| Problem statement |
Copy every record word for word.

| Given data |
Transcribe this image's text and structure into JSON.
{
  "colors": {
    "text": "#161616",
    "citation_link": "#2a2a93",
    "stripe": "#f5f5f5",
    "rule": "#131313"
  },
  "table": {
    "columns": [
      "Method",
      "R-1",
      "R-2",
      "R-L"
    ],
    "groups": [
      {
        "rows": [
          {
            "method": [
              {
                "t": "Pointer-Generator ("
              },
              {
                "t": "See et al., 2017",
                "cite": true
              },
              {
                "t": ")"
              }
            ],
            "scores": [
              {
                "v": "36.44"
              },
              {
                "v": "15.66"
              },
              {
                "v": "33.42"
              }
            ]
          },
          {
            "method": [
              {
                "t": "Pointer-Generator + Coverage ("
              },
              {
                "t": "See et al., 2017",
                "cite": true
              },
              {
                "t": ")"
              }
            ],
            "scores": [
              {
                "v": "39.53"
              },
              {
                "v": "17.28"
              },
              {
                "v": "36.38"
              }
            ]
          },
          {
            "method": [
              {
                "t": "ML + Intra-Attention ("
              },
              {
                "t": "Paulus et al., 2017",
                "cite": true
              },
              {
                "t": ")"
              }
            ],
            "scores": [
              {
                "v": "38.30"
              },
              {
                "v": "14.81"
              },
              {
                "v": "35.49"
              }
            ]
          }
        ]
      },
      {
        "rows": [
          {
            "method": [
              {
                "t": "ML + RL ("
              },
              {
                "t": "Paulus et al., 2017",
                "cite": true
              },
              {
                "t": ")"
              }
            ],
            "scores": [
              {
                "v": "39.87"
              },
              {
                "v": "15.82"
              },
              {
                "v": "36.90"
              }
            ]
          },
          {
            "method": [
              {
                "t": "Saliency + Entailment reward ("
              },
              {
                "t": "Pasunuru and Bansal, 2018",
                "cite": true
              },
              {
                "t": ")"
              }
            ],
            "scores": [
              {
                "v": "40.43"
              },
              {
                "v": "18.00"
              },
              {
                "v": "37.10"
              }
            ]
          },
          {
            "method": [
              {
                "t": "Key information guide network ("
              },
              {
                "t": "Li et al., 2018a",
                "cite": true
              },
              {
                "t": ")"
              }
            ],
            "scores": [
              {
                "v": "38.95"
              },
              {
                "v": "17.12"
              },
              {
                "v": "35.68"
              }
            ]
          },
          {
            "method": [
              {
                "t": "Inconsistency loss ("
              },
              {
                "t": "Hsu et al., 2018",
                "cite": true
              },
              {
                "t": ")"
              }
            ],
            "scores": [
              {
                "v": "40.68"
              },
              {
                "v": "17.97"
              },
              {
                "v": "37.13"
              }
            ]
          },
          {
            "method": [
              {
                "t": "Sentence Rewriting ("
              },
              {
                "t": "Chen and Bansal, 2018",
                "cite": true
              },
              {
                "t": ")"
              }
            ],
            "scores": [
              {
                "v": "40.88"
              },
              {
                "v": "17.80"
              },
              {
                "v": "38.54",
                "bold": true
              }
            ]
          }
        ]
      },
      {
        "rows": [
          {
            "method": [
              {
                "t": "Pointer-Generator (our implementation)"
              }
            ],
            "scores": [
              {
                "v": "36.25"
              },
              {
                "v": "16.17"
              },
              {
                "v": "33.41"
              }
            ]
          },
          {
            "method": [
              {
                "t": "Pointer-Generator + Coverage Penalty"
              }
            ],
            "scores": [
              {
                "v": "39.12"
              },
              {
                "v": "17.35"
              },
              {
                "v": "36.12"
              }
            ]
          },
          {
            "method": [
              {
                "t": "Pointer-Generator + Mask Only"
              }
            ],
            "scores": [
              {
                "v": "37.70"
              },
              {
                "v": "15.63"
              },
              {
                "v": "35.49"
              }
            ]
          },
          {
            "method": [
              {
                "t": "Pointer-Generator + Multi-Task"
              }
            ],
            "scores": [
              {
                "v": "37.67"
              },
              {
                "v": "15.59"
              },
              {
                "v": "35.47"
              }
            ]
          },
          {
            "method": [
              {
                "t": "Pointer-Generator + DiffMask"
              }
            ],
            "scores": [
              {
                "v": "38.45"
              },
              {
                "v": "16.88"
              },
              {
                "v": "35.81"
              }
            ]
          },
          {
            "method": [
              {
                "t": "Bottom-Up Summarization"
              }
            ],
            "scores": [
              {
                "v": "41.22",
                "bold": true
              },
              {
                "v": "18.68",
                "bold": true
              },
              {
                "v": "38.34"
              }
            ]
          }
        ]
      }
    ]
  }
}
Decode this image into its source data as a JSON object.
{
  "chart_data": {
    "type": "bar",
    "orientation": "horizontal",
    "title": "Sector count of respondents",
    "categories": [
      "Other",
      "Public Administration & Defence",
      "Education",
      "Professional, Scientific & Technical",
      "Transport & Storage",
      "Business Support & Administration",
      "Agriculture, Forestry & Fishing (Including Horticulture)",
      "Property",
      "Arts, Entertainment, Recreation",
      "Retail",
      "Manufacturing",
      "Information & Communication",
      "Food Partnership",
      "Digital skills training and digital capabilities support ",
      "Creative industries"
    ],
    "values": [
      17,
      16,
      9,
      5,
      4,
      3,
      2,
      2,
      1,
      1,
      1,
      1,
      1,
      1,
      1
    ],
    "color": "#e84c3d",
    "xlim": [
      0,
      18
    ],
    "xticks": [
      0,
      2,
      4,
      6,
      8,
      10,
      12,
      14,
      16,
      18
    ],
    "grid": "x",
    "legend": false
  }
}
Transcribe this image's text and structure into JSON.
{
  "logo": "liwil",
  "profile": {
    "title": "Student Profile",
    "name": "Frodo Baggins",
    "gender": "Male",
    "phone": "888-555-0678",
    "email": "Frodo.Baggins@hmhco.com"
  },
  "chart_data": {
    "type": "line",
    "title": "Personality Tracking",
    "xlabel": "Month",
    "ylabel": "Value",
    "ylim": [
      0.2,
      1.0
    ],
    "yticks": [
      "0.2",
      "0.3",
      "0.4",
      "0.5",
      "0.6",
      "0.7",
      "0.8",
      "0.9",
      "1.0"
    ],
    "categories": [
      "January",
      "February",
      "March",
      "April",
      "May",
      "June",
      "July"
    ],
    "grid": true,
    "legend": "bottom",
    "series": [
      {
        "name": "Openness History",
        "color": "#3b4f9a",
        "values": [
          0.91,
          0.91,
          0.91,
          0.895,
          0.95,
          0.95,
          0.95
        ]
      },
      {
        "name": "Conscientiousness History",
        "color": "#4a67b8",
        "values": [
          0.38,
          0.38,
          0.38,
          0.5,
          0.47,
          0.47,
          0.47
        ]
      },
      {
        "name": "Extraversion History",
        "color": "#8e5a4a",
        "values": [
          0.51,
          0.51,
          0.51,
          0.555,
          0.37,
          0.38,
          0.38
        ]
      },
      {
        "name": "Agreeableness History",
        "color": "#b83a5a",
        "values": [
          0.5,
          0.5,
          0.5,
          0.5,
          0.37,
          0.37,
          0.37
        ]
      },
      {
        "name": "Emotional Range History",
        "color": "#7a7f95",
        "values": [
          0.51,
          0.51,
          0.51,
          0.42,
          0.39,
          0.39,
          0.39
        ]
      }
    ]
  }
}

| Expected answer |
Transcribe this image's text and structure into JSON.
{
  "colors": {
    "text": "#161616",
    "citation_link": "#2a2a93",
    "stripe": "#f5f5f5",
    "rule": "#131313"
  },
  "table": {
    "columns": [
      "Method",
      "R-1",
      "R-2",
      "R-L"
    ],
    "groups": [
      {
        "rows": [
          {
            "method": [
              {
                "t": "Pointer-Generator ("
              },
              {
                "t": "See et al., 2017",
                "cite": true
              },
              {
                "t": ")"
              }
            ],
            "scores": [
              {
                "v": "36.44"
              },
              {
                "v": "15.66"
              },
              {
                "v": "33.42"
              }
            ]
          },
          {
            "method": [
              {
                "t": "Pointer-Generator + Coverage ("
              },
              {
                "t": "See et al., 2017",
                "cite": true
              },
              {
                "t": ")"
              }
            ],
            "scores": [
              {
                "v": "39.53"
              },
              {
                "v": "17.28"
              },
              {
                "v": "36.38"
              }
            ]
          },
          {
            "method": [
              {
                "t": "ML + Intra-Attention ("
              },
              {
                "t": "Paulus et al., 2017",
                "cite": true
              },
              {
                "t": ")"
              }
            ],
            "scores": [
              {
                "v": "38.30"
              },
              {
                "v": "14.81"
              },
              {
                "v": "35.49"
              }
            ]
          }
        ]
      },
      {
        "rows": [
          {
            "method": [
              {
                "t": "ML + RL ("
              },
              {
                "t": "Paulus et al., 2017",
                "cite": true
              },
              {
                "t": ")"
              }
            ],
            "scores": [
              {
                "v": "39.87"
              },
              {
                "v": "15.82"
              },
              {
                "v": "36.90"
              }
            ]
          },
          {
            "method": [
              {
                "t": "Saliency + Entailment reward ("
              },
              {
                "t": "Pasunuru and Bansal, 2018",
                "cite": true
              },
              {
                "t": ")"
              }
            ],
            "scores": [
              {
                "v": "40.43"
              },
              {
                "v": "18.00"
              },
              {
                "v": "37.10"
              }
            ]
          },
          {
            "method": [
              {
                "t": "Key information guide network ("
              },
              {
                "t": "Li et al., 2018a",
                "cite": true
              },
              {
                "t": ")"
              }
            ],
            "scores": [
              {
                "v": "38.95"
              },
              {
                "v": "17.12"
              },
              {
                "v": "35.68"
              }
            ]
          },
          {
            "method": [
              {
                "t": "Inconsistency loss ("
              },
              {
                "t": "Hsu et al., 2018",
                "cite": true
              },
              {
                "t": ")"
              }
            ],
            "scores": [
              {
                "v": "40.68"
              },
              {
                "v": "17.97"
              },
              {
                "v": "37.13"
              }
            ]
          },
          {
            "method": [
              {
                "t": "Sentence Rewriting ("
              },
              {
                "t": "Chen and Bansal, 2018",
                "cite": true
              },
              {
                "t": ")"
              }
            ],
            "scores": [
              {
                "v": "40.88"
              },
              {
                "v": "17.80"
              },
              {
                "v": "38.54",
                "bold": true
              }
            ]
          }
        ]
      },
      {
        "rows": [
          {
            "method": [
              {
                "t": "Pointer-Generator (our implementation)"
              }
            ],
            "scores": [
              {
                "v": "36.25"
              },
              {
                "v": "16.17"
              },
              {
                "v": "33.41"
              }
            ]
          },
          {
            "method": [
              {
                "t": "Pointer-Generator + Coverage Penalty"
              }
            ],
            "scores": [
              {
                "v": "39.12"
              },
              {
                "v": "17.35"
              },
              {
                "v": "36.12"
              }
            ]
          },
          {
            "method": [
              {
                "t": "Pointer-Generator + Mask Only"
              }
            ],
            "scores": [
              {
                "v": "37.70"
              },
              {
                "v": "15.63"
              },
              {
                "v": "35.49"
              }
            ]
          },
          {
            "method": [
              {
                "t": "Pointer-Generator + Multi-Task"
              }
            ],
            "scores": [
              {
                "v": "37.67"
              },
              {
                "v": "15.59"
              },
              {
                "v": "35.47"
              }
            ]
          },
          {
            "method": [
              {
                "t": "Pointer-Generator + DiffMask"
              }
            ],
            "scores": [
              {
                "v": "38.45"
              },
              {
                "v": "16.88"
              },
              {
                "v": "35.81"
              }
            ]
          },
          {
            "method": [
              {
                "t": "Bottom-Up Summarization"
              }
            ],
            "scores": [
              {
                "v": "41.22",
                "bold": true
              },
              {
                "v": "18.68",
                "bold": true
              },
              {
                "v": "38.34"
              }
            ]
          }
        ]
      }
    ]
  }
}
Decode this image into its source data as a JSON object.
{
  "chart_data": {
    "type": "bar",
    "orientation": "horizontal",
    "title": "Sector count of respondents",
    "categories": [
      "Other",
      "Public Administration & Defence",
      "Education",
      "Professional, Scientific & Technical",
      "Transport & Storage",
      "Business Support & Administration",
      "Agriculture, Forestry & Fishing (Including Horticulture)",
      "Property",
      "Arts, Entertainment, Recreation",
      "Retail",
      "Manufacturing",
      "Information & Communication",
      "Food Partnership",
      "Digital skills training and digital capabilities support ",
      "Creative industries"
    ],
    "values": [
      17,
      16,
      9,
      5,
      4,
      3,
      2,
      2,
      1,
      1,
      1,
      1,
      1,
      1,
      1
    ],
    "color": "#e84c3d",
    "xlim": [
      0,
      18
    ],
    "xticks": [
      0,
      2,
      4,
      6,
      8,
      10,
      12,
      14,
      16,
      18
    ],
    "grid": "x",
    "legend": false
  }
}
Transcribe this image's text and structure into JSON.
{
  "logo": "liwil",
  "profile": {
    "title": "Student Profile",
    "name": "Frodo Baggins",
    "gender": "Male",
    "phone": "888-555-0678",
    "email": "Frodo.Baggins@hmhco.com"
  },
  "chart_data": {
    "type": "line",
    "title": "Personality Tracking",
    "xlabel": "Month",
    "ylabel": "Value",
    "ylim": [
      0.2,
      1.0
    ],
    "yticks": [
      "0.2",
      "0.3",
      "0.4",
      "0.5",
      "0.6",
      "0.7",
      "0.8",
      "0.9",
      "1.0"
    ],
    "categories": [
      "January",
      "February",
      "March",
      "April",
      "May",
      "June",
      "July"
    ],
    "grid": true,
    "legend": "bottom",
    "series": [
      {
        "name": "Openness History",
        "color": "#3b4f9a",
        "values": [
          0.91,
          0.91,
          0.91,
          0.895,
          0.95,
          0.95,
          0.95
        ]
      },
      {
        "name": "Conscientiousness History",
        "color": "#4a67b8",
        "values": [
          0.38,
          0.38,
          0.38,
          0.5,
          0.47,
          0.47,
          0.47
        ]
      },
      {
        "name": "Extraversion History",
        "color": "#8e5a4a",
        "values": [
          0.51,
          0.51,
          0.51,
          0.555,
          0.37,
          0.38,
          0.38
        ]
      },
      {
        "name": "Agreeableness History",
        "color": "#b83a5a",
        "values": [
          0.5,
          0.5,
          0.5,
          0.5,
          0.37,
          0.37,
          0.37
        ]
      },
      {
        "name": "Emotional Range History",
        "color": "#7a7f95",
        "values": [
          0.51,
          0.51,
          0.51,
          0.42,
          0.39,
          0.39,
          0.39
        ]
      }
    ]
  }
}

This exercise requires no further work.